◆ Task directions ◆
Write out all records as given; omit images.

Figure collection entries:
########################################

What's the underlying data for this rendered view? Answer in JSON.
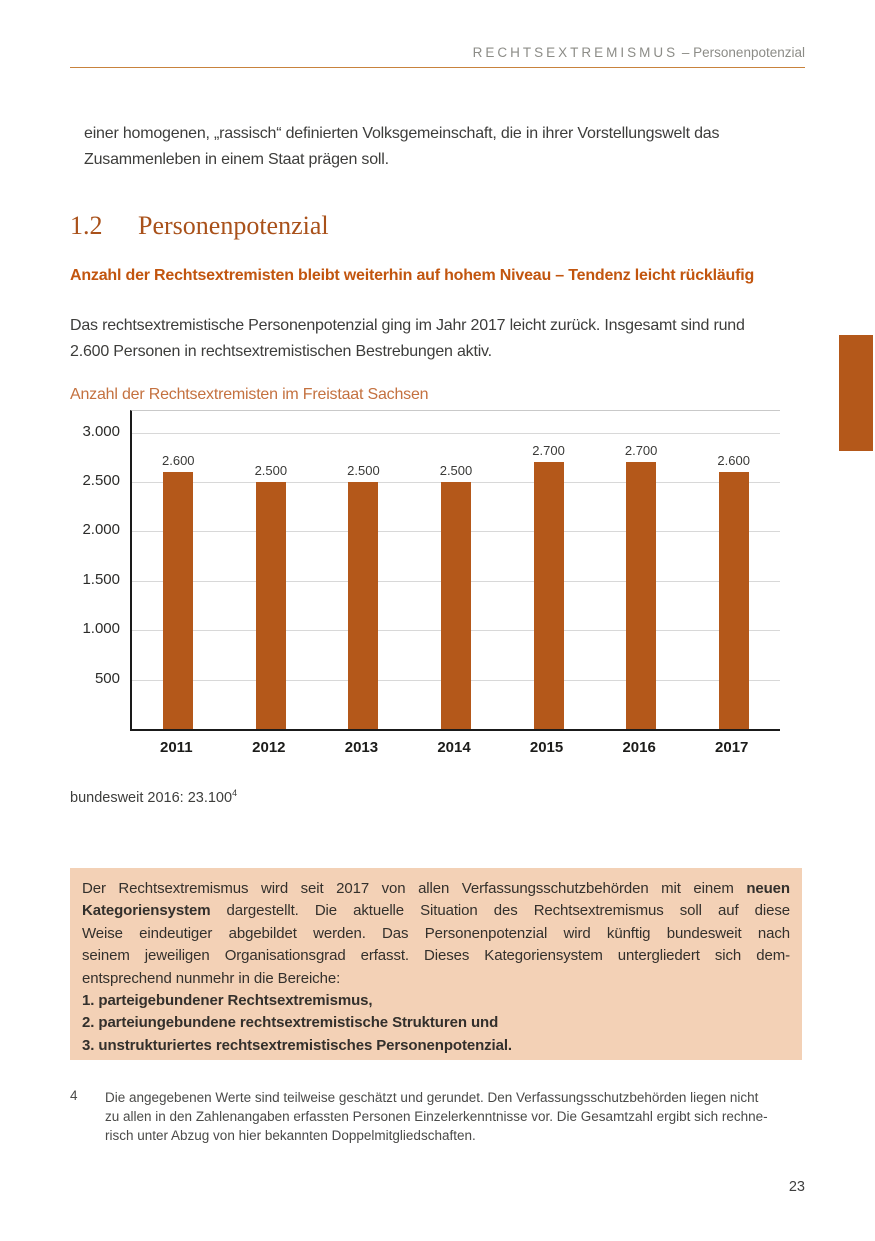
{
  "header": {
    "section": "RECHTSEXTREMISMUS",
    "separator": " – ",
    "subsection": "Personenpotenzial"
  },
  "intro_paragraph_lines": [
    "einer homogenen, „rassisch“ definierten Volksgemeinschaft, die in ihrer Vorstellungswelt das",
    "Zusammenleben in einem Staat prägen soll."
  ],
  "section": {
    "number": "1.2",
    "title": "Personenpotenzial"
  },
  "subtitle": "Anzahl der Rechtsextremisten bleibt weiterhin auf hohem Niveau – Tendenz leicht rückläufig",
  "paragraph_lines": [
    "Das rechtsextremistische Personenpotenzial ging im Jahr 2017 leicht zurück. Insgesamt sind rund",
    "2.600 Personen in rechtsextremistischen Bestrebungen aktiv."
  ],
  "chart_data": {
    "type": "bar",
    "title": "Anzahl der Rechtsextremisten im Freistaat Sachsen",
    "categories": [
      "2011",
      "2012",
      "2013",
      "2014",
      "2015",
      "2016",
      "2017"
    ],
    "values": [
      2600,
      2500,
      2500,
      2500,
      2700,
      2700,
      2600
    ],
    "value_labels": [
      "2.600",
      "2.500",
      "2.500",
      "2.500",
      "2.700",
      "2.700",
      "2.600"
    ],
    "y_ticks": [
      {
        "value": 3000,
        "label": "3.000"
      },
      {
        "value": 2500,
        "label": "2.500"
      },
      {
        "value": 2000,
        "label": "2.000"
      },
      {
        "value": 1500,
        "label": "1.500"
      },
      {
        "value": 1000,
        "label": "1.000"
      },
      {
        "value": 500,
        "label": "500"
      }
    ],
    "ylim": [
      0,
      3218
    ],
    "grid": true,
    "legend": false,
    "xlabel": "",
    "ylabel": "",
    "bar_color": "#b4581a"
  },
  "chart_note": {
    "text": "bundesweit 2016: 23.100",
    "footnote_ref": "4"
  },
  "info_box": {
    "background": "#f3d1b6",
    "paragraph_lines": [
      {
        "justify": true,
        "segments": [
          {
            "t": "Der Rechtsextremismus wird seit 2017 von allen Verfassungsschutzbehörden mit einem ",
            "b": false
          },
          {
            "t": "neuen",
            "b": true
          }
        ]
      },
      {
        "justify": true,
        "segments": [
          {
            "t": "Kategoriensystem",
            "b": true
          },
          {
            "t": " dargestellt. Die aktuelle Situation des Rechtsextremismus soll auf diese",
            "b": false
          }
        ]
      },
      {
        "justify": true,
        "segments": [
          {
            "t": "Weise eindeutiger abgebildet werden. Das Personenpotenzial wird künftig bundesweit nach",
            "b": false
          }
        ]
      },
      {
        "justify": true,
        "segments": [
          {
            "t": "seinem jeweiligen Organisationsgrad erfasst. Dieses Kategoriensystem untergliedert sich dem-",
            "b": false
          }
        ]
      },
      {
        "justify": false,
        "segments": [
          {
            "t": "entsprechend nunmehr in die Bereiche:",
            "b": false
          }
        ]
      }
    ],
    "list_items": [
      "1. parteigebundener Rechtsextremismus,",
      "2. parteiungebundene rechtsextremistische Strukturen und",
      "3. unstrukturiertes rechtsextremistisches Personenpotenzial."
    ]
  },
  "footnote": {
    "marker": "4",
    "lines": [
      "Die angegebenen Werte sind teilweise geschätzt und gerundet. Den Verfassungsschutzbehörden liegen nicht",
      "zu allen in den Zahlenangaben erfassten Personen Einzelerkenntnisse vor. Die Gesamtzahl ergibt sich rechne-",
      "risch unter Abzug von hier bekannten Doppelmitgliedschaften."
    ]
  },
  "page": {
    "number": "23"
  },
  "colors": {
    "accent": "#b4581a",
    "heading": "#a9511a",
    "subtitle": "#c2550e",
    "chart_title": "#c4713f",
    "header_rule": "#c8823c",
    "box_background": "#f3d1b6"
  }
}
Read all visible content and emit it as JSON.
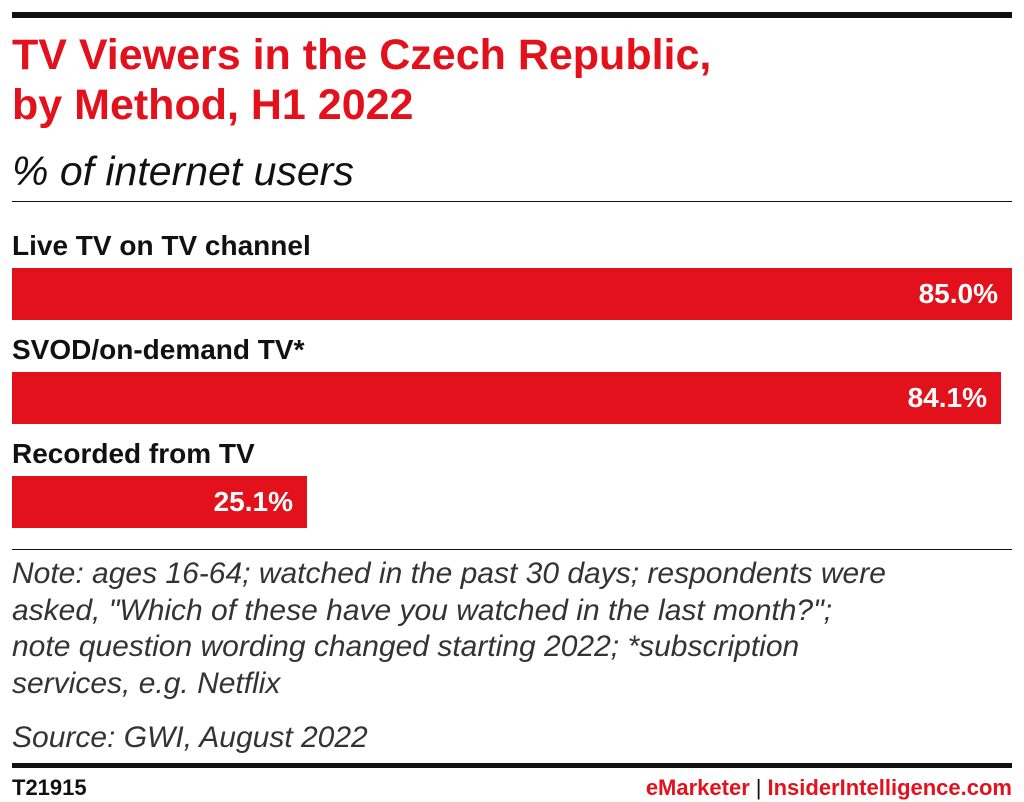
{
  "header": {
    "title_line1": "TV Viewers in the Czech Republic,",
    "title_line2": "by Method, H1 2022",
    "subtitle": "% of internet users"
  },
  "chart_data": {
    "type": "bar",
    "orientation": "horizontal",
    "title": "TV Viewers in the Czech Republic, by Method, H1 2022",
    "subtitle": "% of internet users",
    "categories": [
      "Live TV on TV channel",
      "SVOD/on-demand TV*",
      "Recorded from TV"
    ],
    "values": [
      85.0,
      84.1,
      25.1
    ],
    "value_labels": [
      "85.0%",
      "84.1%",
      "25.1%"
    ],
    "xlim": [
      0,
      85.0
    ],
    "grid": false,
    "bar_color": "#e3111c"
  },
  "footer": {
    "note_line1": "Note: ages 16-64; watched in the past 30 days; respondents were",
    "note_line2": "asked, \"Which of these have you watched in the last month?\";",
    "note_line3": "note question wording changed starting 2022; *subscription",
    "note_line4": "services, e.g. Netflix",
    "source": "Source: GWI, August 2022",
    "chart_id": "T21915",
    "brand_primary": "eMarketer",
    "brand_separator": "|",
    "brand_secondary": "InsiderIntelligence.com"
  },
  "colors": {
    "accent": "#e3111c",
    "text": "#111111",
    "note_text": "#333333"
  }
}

########################################

◆ Response ◆
What's the underlying data for this rendered view? Answer in JSON.
{
  "header": {
    "section": "RECHTSEXTREMISMUS",
    "separator": " – ",
    "subsection": "Personenpotenzial"
  },
  "intro_paragraph_lines": [
    "einer homogenen, „rassisch“ definierten Volksgemeinschaft, die in ihrer Vorstellungswelt das",
    "Zusammenleben in einem Staat prägen soll."
  ],
  "section": {
    "number": "1.2",
    "title": "Personenpotenzial"
  },
  "subtitle": "Anzahl der Rechtsextremisten bleibt weiterhin auf hohem Niveau – Tendenz leicht rückläufig",
  "paragraph_lines": [
    "Das rechtsextremistische Personenpotenzial ging im Jahr 2017 leicht zurück. Insgesamt sind rund",
    "2.600 Personen in rechtsextremistischen Bestrebungen aktiv."
  ],
  "chart_data": {
    "type": "bar",
    "title": "Anzahl der Rechtsextremisten im Freistaat Sachsen",
    "categories": [
      "2011",
      "2012",
      "2013",
      "2014",
      "2015",
      "2016",
      "2017"
    ],
    "values": [
      2600,
      2500,
      2500,
      2500,
      2700,
      2700,
      2600
    ],
    "value_labels": [
      "2.600",
      "2.500",
      "2.500",
      "2.500",
      "2.700",
      "2.700",
      "2.600"
    ],
    "y_ticks": [
      {
        "value": 3000,
        "label": "3.000"
      },
      {
        "value": 2500,
        "label": "2.500"
      },
      {
        "value": 2000,
        "label": "2.000"
      },
      {
        "value": 1500,
        "label": "1.500"
      },
      {
        "value": 1000,
        "label": "1.000"
      },
      {
        "value": 500,
        "label": "500"
      }
    ],
    "ylim": [
      0,
      3218
    ],
    "grid": true,
    "legend": false,
    "xlabel": "",
    "ylabel": "",
    "bar_color": "#b4581a"
  },
  "chart_note": {
    "text": "bundesweit 2016: 23.100",
    "footnote_ref": "4"
  },
  "info_box": {
    "background": "#f3d1b6",
    "paragraph_lines": [
      {
        "justify": true,
        "segments": [
          {
            "t": "Der Rechtsextremismus wird seit 2017 von allen Verfassungsschutzbehörden mit einem ",
            "b": false
          },
          {
            "t": "neuen",
            "b": true
          }
        ]
      },
      {
        "justify": true,
        "segments": [
          {
            "t": "Kategoriensystem",
            "b": true
          },
          {
            "t": " dargestellt. Die aktuelle Situation des Rechtsextremismus soll auf diese",
            "b": false
          }
        ]
      },
      {
        "justify": true,
        "segments": [
          {
            "t": "Weise eindeutiger abgebildet werden. Das Personenpotenzial wird künftig bundesweit nach",
            "b": false
          }
        ]
      },
      {
        "justify": true,
        "segments": [
          {
            "t": "seinem jeweiligen Organisationsgrad erfasst. Dieses Kategoriensystem untergliedert sich dem-",
            "b": false
          }
        ]
      },
      {
        "justify": false,
        "segments": [
          {
            "t": "entsprechend nunmehr in die Bereiche:",
            "b": false
          }
        ]
      }
    ],
    "list_items": [
      "1. parteigebundener Rechtsextremismus,",
      "2. parteiungebundene rechtsextremistische Strukturen und",
      "3. unstrukturiertes rechtsextremistisches Personenpotenzial."
    ]
  },
  "footnote": {
    "marker": "4",
    "lines": [
      "Die angegebenen Werte sind teilweise geschätzt und gerundet. Den Verfassungsschutzbehörden liegen nicht",
      "zu allen in den Zahlenangaben erfassten Personen Einzelerkenntnisse vor. Die Gesamtzahl ergibt sich rechne-",
      "risch unter Abzug von hier bekannten Doppelmitgliedschaften."
    ]
  },
  "page": {
    "number": "23"
  },
  "colors": {
    "accent": "#b4581a",
    "heading": "#a9511a",
    "subtitle": "#c2550e",
    "chart_title": "#c4713f",
    "header_rule": "#c8823c",
    "box_background": "#f3d1b6"
  }
}
Read all visible content and emit it as JSON.
{
  "header": {
    "title_line1": "TV Viewers in the Czech Republic,",
    "title_line2": "by Method, H1 2022",
    "subtitle": "% of internet users"
  },
  "chart_data": {
    "type": "bar",
    "orientation": "horizontal",
    "title": "TV Viewers in the Czech Republic, by Method, H1 2022",
    "subtitle": "% of internet users",
    "categories": [
      "Live TV on TV channel",
      "SVOD/on-demand TV*",
      "Recorded from TV"
    ],
    "values": [
      85.0,
      84.1,
      25.1
    ],
    "value_labels": [
      "85.0%",
      "84.1%",
      "25.1%"
    ],
    "xlim": [
      0,
      85.0
    ],
    "grid": false,
    "bar_color": "#e3111c"
  },
  "footer": {
    "note_line1": "Note: ages 16-64; watched in the past 30 days; respondents were",
    "note_line2": "asked, \"Which of these have you watched in the last month?\";",
    "note_line3": "note question wording changed starting 2022; *subscription",
    "note_line4": "services, e.g. Netflix",
    "source": "Source: GWI, August 2022",
    "chart_id": "T21915",
    "brand_primary": "eMarketer",
    "brand_separator": "|",
    "brand_secondary": "InsiderIntelligence.com"
  },
  "colors": {
    "accent": "#e3111c",
    "text": "#111111",
    "note_text": "#333333"
  }
}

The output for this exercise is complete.